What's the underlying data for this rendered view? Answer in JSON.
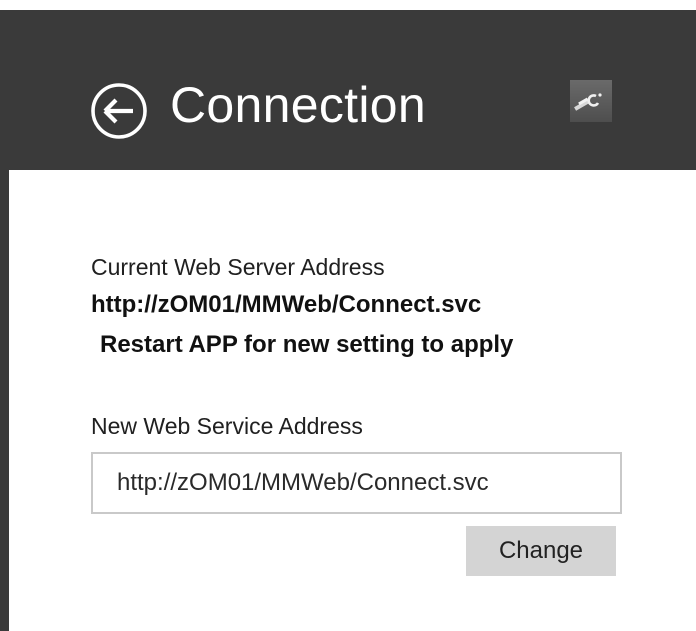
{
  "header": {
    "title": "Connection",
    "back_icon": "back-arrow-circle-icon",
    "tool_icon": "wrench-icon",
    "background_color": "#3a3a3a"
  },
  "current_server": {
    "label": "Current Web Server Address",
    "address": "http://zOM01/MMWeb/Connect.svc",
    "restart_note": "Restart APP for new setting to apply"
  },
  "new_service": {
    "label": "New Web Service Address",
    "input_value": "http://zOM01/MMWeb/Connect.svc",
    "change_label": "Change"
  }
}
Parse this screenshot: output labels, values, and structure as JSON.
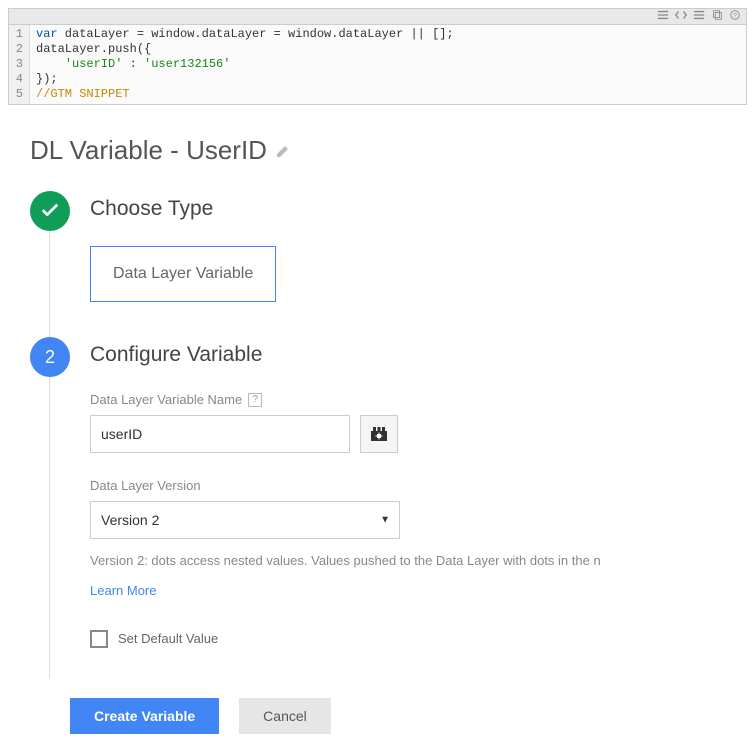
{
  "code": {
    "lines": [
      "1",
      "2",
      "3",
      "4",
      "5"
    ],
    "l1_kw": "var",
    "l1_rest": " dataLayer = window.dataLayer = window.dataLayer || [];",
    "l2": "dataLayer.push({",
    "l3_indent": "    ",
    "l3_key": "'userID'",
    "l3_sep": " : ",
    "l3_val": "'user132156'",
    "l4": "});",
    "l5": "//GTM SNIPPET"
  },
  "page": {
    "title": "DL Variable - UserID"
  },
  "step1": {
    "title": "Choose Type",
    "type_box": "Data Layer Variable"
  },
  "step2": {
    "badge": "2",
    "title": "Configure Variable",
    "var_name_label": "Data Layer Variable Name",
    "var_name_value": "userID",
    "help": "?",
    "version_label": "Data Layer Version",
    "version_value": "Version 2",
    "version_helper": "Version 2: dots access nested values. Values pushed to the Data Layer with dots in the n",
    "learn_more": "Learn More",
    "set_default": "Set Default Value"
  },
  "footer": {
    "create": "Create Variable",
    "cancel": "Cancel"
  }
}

• • • • • • •

## Requirements
Excluding the pictures, restate the records above word for word.

## Full solution
What's the underlying data for this rendered view? Answer in JSON.
{
  "header": {
    "title": "Connection",
    "back_icon": "back-arrow-circle-icon",
    "tool_icon": "wrench-icon",
    "background_color": "#3a3a3a"
  },
  "current_server": {
    "label": "Current Web Server Address",
    "address": "http://zOM01/MMWeb/Connect.svc",
    "restart_note": "Restart APP for new setting to apply"
  },
  "new_service": {
    "label": "New Web Service Address",
    "input_value": "http://zOM01/MMWeb/Connect.svc",
    "change_label": "Change"
  }
}
Parse this screenshot: output labels, values, and structure as JSON.
{
  "code": {
    "lines": [
      "1",
      "2",
      "3",
      "4",
      "5"
    ],
    "l1_kw": "var",
    "l1_rest": " dataLayer = window.dataLayer = window.dataLayer || [];",
    "l2": "dataLayer.push({",
    "l3_indent": "    ",
    "l3_key": "'userID'",
    "l3_sep": " : ",
    "l3_val": "'user132156'",
    "l4": "});",
    "l5": "//GTM SNIPPET"
  },
  "page": {
    "title": "DL Variable - UserID"
  },
  "step1": {
    "title": "Choose Type",
    "type_box": "Data Layer Variable"
  },
  "step2": {
    "badge": "2",
    "title": "Configure Variable",
    "var_name_label": "Data Layer Variable Name",
    "var_name_value": "userID",
    "help": "?",
    "version_label": "Data Layer Version",
    "version_value": "Version 2",
    "version_helper": "Version 2: dots access nested values. Values pushed to the Data Layer with dots in the n",
    "learn_more": "Learn More",
    "set_default": "Set Default Value"
  },
  "footer": {
    "create": "Create Variable",
    "cancel": "Cancel"
  }
}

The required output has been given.